Figure data in JSON —
**********

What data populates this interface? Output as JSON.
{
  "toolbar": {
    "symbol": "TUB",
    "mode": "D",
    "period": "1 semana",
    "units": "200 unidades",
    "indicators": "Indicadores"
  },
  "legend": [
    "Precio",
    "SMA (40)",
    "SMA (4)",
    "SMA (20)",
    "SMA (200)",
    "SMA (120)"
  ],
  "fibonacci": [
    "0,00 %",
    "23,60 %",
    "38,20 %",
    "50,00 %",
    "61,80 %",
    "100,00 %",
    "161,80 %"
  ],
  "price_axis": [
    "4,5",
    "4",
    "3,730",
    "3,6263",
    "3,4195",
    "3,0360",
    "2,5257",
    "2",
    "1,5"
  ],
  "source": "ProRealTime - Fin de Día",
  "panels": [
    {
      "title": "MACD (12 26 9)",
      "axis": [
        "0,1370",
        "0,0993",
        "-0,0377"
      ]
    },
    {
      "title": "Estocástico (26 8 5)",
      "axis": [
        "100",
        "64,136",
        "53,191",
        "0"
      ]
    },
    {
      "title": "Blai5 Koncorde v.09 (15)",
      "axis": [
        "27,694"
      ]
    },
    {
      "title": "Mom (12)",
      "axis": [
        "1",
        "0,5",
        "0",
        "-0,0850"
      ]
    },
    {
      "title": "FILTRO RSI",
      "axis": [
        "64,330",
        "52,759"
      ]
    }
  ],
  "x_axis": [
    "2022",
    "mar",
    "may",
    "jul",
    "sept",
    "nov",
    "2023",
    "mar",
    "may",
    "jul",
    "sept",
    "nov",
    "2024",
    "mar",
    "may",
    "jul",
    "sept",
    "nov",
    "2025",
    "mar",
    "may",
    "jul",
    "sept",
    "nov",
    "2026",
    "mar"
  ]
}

**********

SHORT PROBLEM — Copy out all the entries shown above, character for character.

WORKED SOLUTION —
What data populates this interface? Output as JSON.
{
  "toolbar": {
    "symbol": "TUB",
    "mode": "D",
    "period": "1 semana",
    "units": "200 unidades",
    "indicators": "Indicadores"
  },
  "legend": [
    "Precio",
    "SMA (40)",
    "SMA (4)",
    "SMA (20)",
    "SMA (200)",
    "SMA (120)"
  ],
  "fibonacci": [
    "0,00 %",
    "23,60 %",
    "38,20 %",
    "50,00 %",
    "61,80 %",
    "100,00 %",
    "161,80 %"
  ],
  "price_axis": [
    "4,5",
    "4",
    "3,730",
    "3,6263",
    "3,4195",
    "3,0360",
    "2,5257",
    "2",
    "1,5"
  ],
  "source": "ProRealTime - Fin de Día",
  "panels": [
    {
      "title": "MACD (12 26 9)",
      "axis": [
        "0,1370",
        "0,0993",
        "-0,0377"
      ]
    },
    {
      "title": "Estocástico (26 8 5)",
      "axis": [
        "100",
        "64,136",
        "53,191",
        "0"
      ]
    },
    {
      "title": "Blai5 Koncorde v.09 (15)",
      "axis": [
        "27,694"
      ]
    },
    {
      "title": "Mom (12)",
      "axis": [
        "1",
        "0,5",
        "0",
        "-0,0850"
      ]
    },
    {
      "title": "FILTRO RSI",
      "axis": [
        "64,330",
        "52,759"
      ]
    }
  ],
  "x_axis": [
    "2022",
    "mar",
    "may",
    "jul",
    "sept",
    "nov",
    "2023",
    "mar",
    "may",
    "jul",
    "sept",
    "nov",
    "2024",
    "mar",
    "may",
    "jul",
    "sept",
    "nov",
    "2025",
    "mar",
    "may",
    "jul",
    "sept",
    "nov",
    "2026",
    "mar"
  ]
}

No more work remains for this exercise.